(Collected data)
+ + + +

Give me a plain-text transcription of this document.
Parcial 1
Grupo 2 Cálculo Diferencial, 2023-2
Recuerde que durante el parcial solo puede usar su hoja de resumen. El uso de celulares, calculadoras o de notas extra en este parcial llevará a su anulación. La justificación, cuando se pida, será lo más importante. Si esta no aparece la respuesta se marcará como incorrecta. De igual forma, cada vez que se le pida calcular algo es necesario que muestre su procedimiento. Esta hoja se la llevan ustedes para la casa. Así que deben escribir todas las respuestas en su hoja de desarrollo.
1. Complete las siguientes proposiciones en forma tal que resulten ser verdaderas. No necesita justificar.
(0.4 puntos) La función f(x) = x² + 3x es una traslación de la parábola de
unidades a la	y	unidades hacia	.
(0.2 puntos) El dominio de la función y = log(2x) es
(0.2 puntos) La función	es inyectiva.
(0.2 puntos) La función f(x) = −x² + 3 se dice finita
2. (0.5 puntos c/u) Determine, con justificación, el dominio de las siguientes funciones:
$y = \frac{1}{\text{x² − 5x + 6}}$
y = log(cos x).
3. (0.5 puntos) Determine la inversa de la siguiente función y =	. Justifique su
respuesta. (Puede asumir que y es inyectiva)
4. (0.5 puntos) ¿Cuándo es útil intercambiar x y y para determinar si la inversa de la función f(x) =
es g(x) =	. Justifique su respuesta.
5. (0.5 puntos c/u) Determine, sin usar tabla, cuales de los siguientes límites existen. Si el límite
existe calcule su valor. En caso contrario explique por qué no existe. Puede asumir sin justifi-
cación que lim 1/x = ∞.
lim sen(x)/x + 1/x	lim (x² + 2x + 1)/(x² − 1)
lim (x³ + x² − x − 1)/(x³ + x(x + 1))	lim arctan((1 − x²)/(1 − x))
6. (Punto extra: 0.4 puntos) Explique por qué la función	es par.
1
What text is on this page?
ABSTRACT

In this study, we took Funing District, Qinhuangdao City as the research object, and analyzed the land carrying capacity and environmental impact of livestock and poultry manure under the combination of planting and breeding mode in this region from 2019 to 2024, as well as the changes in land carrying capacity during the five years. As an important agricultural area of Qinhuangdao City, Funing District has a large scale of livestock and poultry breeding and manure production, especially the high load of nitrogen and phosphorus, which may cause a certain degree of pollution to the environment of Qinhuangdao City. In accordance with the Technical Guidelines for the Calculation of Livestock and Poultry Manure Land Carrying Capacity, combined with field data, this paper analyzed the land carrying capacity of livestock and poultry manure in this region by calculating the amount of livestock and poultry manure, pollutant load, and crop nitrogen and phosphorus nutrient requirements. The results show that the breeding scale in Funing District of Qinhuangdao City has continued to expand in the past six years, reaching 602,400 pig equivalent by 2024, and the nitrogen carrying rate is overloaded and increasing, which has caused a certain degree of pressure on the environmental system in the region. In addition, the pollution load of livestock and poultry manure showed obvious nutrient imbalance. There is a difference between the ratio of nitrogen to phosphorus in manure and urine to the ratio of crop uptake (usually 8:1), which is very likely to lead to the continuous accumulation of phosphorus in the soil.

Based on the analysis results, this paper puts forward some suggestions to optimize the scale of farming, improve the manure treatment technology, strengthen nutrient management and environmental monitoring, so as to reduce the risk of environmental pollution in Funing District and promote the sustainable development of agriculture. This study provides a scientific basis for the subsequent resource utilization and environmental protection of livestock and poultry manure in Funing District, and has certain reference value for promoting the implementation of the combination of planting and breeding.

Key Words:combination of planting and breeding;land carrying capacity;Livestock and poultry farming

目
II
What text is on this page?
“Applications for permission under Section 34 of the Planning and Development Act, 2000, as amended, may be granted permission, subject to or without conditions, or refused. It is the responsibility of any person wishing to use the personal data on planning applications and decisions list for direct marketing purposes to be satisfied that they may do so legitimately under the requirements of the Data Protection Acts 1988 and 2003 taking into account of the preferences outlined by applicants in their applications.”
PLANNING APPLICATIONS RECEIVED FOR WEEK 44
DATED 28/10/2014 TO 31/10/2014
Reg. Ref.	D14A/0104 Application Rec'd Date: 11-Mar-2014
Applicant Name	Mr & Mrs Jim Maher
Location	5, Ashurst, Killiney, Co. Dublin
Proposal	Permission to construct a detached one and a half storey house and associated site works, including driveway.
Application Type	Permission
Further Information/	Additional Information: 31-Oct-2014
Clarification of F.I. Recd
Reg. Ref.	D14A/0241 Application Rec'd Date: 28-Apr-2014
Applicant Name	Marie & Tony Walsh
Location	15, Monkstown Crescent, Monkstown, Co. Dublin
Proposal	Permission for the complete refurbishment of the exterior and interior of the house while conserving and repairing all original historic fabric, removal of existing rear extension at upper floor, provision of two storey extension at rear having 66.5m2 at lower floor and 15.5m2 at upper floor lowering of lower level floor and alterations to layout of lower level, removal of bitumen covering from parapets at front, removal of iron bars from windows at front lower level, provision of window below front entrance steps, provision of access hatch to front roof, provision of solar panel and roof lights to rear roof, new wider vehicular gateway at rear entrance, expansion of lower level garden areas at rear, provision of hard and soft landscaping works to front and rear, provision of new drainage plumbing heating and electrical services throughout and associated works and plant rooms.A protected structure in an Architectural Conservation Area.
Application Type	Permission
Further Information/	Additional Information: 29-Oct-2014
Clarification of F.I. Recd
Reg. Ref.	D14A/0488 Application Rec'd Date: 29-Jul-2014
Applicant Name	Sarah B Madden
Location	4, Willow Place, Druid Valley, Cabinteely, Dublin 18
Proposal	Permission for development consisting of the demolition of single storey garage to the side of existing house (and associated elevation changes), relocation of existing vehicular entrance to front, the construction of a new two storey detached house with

+ + + +

Problem statement ::
Copy out the whole listing exactly; please set it all down.

Result for this exercise ::
Give me a plain-text transcription of this document.
Parcial 1
Grupo 2 Cálculo Diferencial, 2023-2
Recuerde que durante el parcial solo puede usar su hoja de resumen. El uso de celulares, calculadoras o de notas extra en este parcial llevará a su anulación. La justificación, cuando se pida, será lo más importante. Si esta no aparece la respuesta se marcará como incorrecta. De igual forma, cada vez que se le pida calcular algo es necesario que muestre su procedimiento. Esta hoja se la llevan ustedes para la casa. Así que deben escribir todas las respuestas en su hoja de desarrollo.
1. Complete las siguientes proposiciones en forma tal que resulten ser verdaderas. No necesita justificar.
(0.4 puntos) La función f(x) = x² + 3x es una traslación de la parábola de
unidades a la	y	unidades hacia	.
(0.2 puntos) El dominio de la función y = log(2x) es
(0.2 puntos) La función	es inyectiva.
(0.2 puntos) La función f(x) = −x² + 3 se dice finita
2. (0.5 puntos c/u) Determine, con justificación, el dominio de las siguientes funciones:
$y = \frac{1}{\text{x² − 5x + 6}}$
y = log(cos x).
3. (0.5 puntos) Determine la inversa de la siguiente función y =	. Justifique su
respuesta. (Puede asumir que y es inyectiva)
4. (0.5 puntos) ¿Cuándo es útil intercambiar x y y para determinar si la inversa de la función f(x) =
es g(x) =	. Justifique su respuesta.
5. (0.5 puntos c/u) Determine, sin usar tabla, cuales de los siguientes límites existen. Si el límite
existe calcule su valor. En caso contrario explique por qué no existe. Puede asumir sin justifi-
cación que lim 1/x = ∞.
lim sen(x)/x + 1/x	lim (x² + 2x + 1)/(x² − 1)
lim (x³ + x² − x − 1)/(x³ + x(x + 1))	lim arctan((1 − x²)/(1 − x))
6. (Punto extra: 0.4 puntos) Explique por qué la función	es par.
1
What text is on this page?
ABSTRACT

In this study, we took Funing District, Qinhuangdao City as the research object, and analyzed the land carrying capacity and environmental impact of livestock and poultry manure under the combination of planting and breeding mode in this region from 2019 to 2024, as well as the changes in land carrying capacity during the five years. As an important agricultural area of Qinhuangdao City, Funing District has a large scale of livestock and poultry breeding and manure production, especially the high load of nitrogen and phosphorus, which may cause a certain degree of pollution to the environment of Qinhuangdao City. In accordance with the Technical Guidelines for the Calculation of Livestock and Poultry Manure Land Carrying Capacity, combined with field data, this paper analyzed the land carrying capacity of livestock and poultry manure in this region by calculating the amount of livestock and poultry manure, pollutant load, and crop nitrogen and phosphorus nutrient requirements. The results show that the breeding scale in Funing District of Qinhuangdao City has continued to expand in the past six years, reaching 602,400 pig equivalent by 2024, and the nitrogen carrying rate is overloaded and increasing, which has caused a certain degree of pressure on the environmental system in the region. In addition, the pollution load of livestock and poultry manure showed obvious nutrient imbalance. There is a difference between the ratio of nitrogen to phosphorus in manure and urine to the ratio of crop uptake (usually 8:1), which is very likely to lead to the continuous accumulation of phosphorus in the soil.

Based on the analysis results, this paper puts forward some suggestions to optimize the scale of farming, improve the manure treatment technology, strengthen nutrient management and environmental monitoring, so as to reduce the risk of environmental pollution in Funing District and promote the sustainable development of agriculture. This study provides a scientific basis for the subsequent resource utilization and environmental protection of livestock and poultry manure in Funing District, and has certain reference value for promoting the implementation of the combination of planting and breeding.

Key Words:combination of planting and breeding;land carrying capacity;Livestock and poultry farming

目
II
What text is on this page?
“Applications for permission under Section 34 of the Planning and Development Act, 2000, as amended, may be granted permission, subject to or without conditions, or refused. It is the responsibility of any person wishing to use the personal data on planning applications and decisions list for direct marketing purposes to be satisfied that they may do so legitimately under the requirements of the Data Protection Acts 1988 and 2003 taking into account of the preferences outlined by applicants in their applications.”
PLANNING APPLICATIONS RECEIVED FOR WEEK 44
DATED 28/10/2014 TO 31/10/2014
Reg. Ref.	D14A/0104 Application Rec'd Date: 11-Mar-2014
Applicant Name	Mr & Mrs Jim Maher
Location	5, Ashurst, Killiney, Co. Dublin
Proposal	Permission to construct a detached one and a half storey house and associated site works, including driveway.
Application Type	Permission
Further Information/	Additional Information: 31-Oct-2014
Clarification of F.I. Recd
Reg. Ref.	D14A/0241 Application Rec'd Date: 28-Apr-2014
Applicant Name	Marie & Tony Walsh
Location	15, Monkstown Crescent, Monkstown, Co. Dublin
Proposal	Permission for the complete refurbishment of the exterior and interior of the house while conserving and repairing all original historic fabric, removal of existing rear extension at upper floor, provision of two storey extension at rear having 66.5m2 at lower floor and 15.5m2 at upper floor lowering of lower level floor and alterations to layout of lower level, removal of bitumen covering from parapets at front, removal of iron bars from windows at front lower level, provision of window below front entrance steps, provision of access hatch to front roof, provision of solar panel and roof lights to rear roof, new wider vehicular gateway at rear entrance, expansion of lower level garden areas at rear, provision of hard and soft landscaping works to front and rear, provision of new drainage plumbing heating and electrical services throughout and associated works and plant rooms.A protected structure in an Architectural Conservation Area.
Application Type	Permission
Further Information/	Additional Information: 29-Oct-2014
Clarification of F.I. Recd
Reg. Ref.	D14A/0488 Application Rec'd Date: 29-Jul-2014
Applicant Name	Sarah B Madden
Location	4, Willow Place, Druid Valley, Cabinteely, Dublin 18
Proposal	Permission for development consisting of the demolition of single storey garage to the side of existing house (and associated elevation changes), relocation of existing vehicular entrance to front, the construction of a new two storey detached house with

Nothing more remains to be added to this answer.